# WHAT THE EXERCISE ASKS
Collect each line containing "SEMED".
==== INFORMATION SUPPLIED
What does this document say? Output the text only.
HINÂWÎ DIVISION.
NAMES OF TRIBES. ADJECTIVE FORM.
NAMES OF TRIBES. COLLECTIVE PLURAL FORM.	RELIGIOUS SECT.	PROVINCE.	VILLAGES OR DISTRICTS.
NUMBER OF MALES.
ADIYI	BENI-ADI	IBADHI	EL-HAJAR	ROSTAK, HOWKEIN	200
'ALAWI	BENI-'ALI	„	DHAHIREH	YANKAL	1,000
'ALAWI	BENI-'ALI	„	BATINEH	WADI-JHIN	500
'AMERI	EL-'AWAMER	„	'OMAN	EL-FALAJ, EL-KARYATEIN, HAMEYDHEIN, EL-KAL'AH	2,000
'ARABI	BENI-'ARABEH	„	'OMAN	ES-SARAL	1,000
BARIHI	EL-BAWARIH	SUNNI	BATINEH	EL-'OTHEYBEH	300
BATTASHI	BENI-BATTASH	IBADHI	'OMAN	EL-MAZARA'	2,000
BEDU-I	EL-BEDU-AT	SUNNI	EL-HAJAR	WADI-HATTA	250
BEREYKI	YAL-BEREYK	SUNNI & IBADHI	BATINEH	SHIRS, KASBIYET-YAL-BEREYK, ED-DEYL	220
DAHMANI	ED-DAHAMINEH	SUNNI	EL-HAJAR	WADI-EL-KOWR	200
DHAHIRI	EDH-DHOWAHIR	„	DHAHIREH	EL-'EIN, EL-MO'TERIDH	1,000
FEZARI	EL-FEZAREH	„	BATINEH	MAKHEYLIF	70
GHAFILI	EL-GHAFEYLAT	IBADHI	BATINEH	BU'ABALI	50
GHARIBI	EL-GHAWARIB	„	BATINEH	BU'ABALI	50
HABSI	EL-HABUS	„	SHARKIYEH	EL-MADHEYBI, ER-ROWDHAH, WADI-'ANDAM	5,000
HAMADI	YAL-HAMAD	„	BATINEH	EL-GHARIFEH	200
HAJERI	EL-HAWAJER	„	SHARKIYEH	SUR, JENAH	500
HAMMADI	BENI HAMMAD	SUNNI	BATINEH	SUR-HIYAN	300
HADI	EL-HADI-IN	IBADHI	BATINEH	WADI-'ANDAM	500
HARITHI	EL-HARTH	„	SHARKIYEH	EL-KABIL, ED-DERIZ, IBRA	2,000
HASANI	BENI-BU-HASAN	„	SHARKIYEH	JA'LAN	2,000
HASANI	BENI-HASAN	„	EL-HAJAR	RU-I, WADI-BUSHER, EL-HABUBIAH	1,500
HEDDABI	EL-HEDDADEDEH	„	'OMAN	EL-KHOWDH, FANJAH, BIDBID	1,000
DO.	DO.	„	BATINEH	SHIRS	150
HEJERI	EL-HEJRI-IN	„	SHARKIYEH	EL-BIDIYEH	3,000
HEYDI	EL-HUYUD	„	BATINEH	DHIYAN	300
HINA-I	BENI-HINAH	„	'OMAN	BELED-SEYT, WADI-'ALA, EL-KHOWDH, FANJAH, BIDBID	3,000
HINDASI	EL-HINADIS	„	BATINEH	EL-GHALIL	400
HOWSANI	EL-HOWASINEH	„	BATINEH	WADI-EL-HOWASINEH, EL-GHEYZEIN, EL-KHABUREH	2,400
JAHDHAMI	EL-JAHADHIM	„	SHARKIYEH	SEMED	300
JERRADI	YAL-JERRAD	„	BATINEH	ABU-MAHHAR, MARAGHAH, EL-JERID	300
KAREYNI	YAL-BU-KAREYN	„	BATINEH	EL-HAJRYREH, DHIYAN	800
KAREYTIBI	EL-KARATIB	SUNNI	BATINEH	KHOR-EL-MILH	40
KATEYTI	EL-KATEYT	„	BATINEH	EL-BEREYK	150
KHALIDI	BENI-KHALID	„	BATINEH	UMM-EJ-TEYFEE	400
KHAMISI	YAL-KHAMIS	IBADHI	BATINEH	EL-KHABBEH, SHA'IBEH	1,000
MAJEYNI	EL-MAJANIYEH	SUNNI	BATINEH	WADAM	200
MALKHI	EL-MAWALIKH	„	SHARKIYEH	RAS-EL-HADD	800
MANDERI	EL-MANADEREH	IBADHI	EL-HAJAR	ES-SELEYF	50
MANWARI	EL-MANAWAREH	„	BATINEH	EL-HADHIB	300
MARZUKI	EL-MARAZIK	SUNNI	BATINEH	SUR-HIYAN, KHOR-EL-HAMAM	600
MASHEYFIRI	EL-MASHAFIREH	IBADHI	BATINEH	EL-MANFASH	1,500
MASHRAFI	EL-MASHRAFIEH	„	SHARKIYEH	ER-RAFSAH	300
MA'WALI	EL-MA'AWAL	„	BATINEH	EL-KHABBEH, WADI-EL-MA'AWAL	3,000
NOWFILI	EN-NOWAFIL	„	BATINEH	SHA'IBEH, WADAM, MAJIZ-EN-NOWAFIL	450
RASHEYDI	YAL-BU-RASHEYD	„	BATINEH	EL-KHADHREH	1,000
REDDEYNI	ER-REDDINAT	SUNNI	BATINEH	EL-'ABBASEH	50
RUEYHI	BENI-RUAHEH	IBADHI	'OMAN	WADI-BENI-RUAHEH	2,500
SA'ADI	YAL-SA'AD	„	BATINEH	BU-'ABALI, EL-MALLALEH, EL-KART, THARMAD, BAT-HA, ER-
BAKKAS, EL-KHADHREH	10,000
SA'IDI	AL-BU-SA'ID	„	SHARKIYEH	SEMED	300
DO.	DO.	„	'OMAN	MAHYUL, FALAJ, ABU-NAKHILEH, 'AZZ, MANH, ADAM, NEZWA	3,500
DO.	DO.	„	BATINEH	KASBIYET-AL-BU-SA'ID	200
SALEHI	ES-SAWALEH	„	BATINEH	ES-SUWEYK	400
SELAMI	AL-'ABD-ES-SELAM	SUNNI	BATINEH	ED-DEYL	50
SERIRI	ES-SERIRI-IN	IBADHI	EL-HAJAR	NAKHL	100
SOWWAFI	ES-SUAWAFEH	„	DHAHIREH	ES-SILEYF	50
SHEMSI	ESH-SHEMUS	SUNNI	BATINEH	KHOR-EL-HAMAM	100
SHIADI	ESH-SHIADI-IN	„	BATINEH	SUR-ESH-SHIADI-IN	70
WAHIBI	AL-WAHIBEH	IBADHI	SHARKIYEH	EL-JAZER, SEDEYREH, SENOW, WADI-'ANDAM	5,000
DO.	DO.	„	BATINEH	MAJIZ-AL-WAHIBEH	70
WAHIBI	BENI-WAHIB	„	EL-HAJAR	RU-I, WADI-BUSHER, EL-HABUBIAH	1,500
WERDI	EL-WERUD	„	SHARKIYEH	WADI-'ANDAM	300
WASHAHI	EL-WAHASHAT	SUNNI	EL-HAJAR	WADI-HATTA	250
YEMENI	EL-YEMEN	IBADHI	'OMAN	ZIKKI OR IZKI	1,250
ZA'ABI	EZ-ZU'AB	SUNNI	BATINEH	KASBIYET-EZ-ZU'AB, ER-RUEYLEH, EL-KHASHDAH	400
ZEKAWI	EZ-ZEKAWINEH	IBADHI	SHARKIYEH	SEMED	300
========
# SOLUTION TO THIS PROBLEM
JAHDHAMI	EL-JAHADHIM	„	SHARKIYEH	SEMED	300
SA'IDI	AL-BU-SA'ID	„	SHARKIYEH	SEMED	300
ZEKAWI	EZ-ZEKAWINEH	IBADHI	SHARKIYEH	SEMED	300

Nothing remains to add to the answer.